---------- Data listing ----------

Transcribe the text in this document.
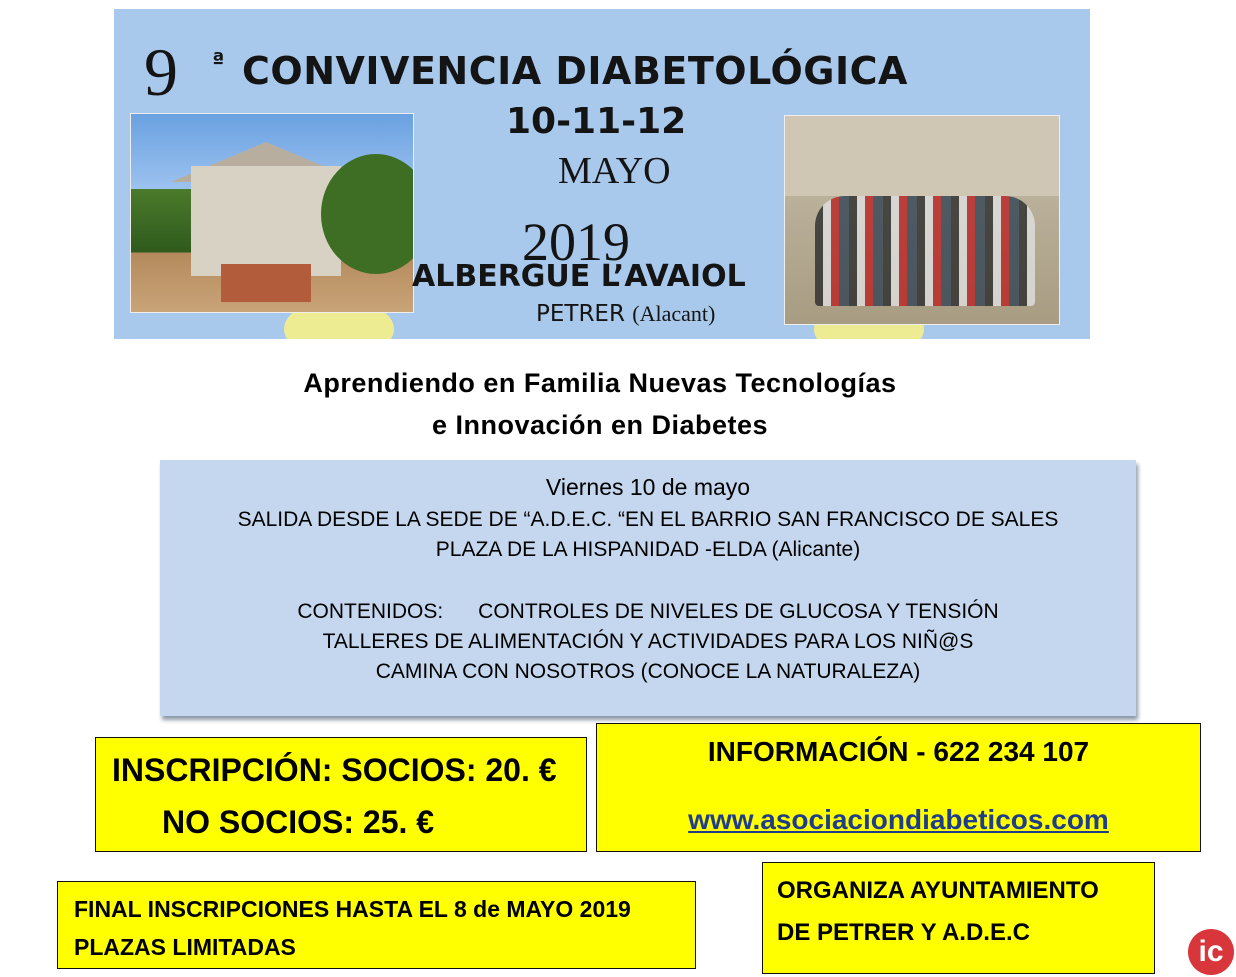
9 ª CONVIVENCIA DIABETOLÓGICA
10-11-12
MAYO
2019
ALBERGUE L’AVAIOL
PETRER (Alacant)
Aprendiendo en Familia Nuevas Tecnologías
e Innovación en Diabetes
Viernes 10 de mayo
SALIDA DESDE LA SEDE DE “A.D.E.C. “EN EL BARRIO SAN FRANCISCO DE SALES
PLAZA DE LA HISPANIDAD -ELDA (Alicante)
CONTENIDOS:      CONTROLES DE NIVELES DE GLUCOSA Y TENSIÓN
TALLERES DE ALIMENTACIÓN Y ACTIVIDADES PARA LOS NIÑ@S
CAMINA CON NOSOTROS (CONOCE LA NATURALEZA)
INSCRIPCIÓN: SOCIOS: 20. €
NO SOCIOS: 25. €
INFORMACIÓN - 622 234 107
www.asociaciondiabeticos.com
FINAL INSCRIPCIONES HASTA EL 8 de MAYO 2019
PLAZAS LIMITADAS
ORGANIZA AYUNTAMIENTO
DE PETRER Y A.D.E.C
ic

----------

What is asked:
Repeat the listing above exactly, with no pictures.

Response to this task:
Transcribe the text in this document.
9 ª CONVIVENCIA DIABETOLÓGICA
10-11-12
MAYO
2019
ALBERGUE L’AVAIOL
PETRER (Alacant)
Aprendiendo en Familia Nuevas Tecnologías
e Innovación en Diabetes
Viernes 10 de mayo
SALIDA DESDE LA SEDE DE “A.D.E.C. “EN EL BARRIO SAN FRANCISCO DE SALES
PLAZA DE LA HISPANIDAD -ELDA (Alicante)
CONTENIDOS:      CONTROLES DE NIVELES DE GLUCOSA Y TENSIÓN
TALLERES DE ALIMENTACIÓN Y ACTIVIDADES PARA LOS NIÑ@S
CAMINA CON NOSOTROS (CONOCE LA NATURALEZA)
INSCRIPCIÓN: SOCIOS: 20. €
NO SOCIOS: 25. €
INFORMACIÓN - 622 234 107
www.asociaciondiabeticos.com
FINAL INSCRIPCIONES HASTA EL 8 de MAYO 2019
PLAZAS LIMITADAS
ORGANIZA AYUNTAMIENTO
DE PETRER Y A.D.E.C
ic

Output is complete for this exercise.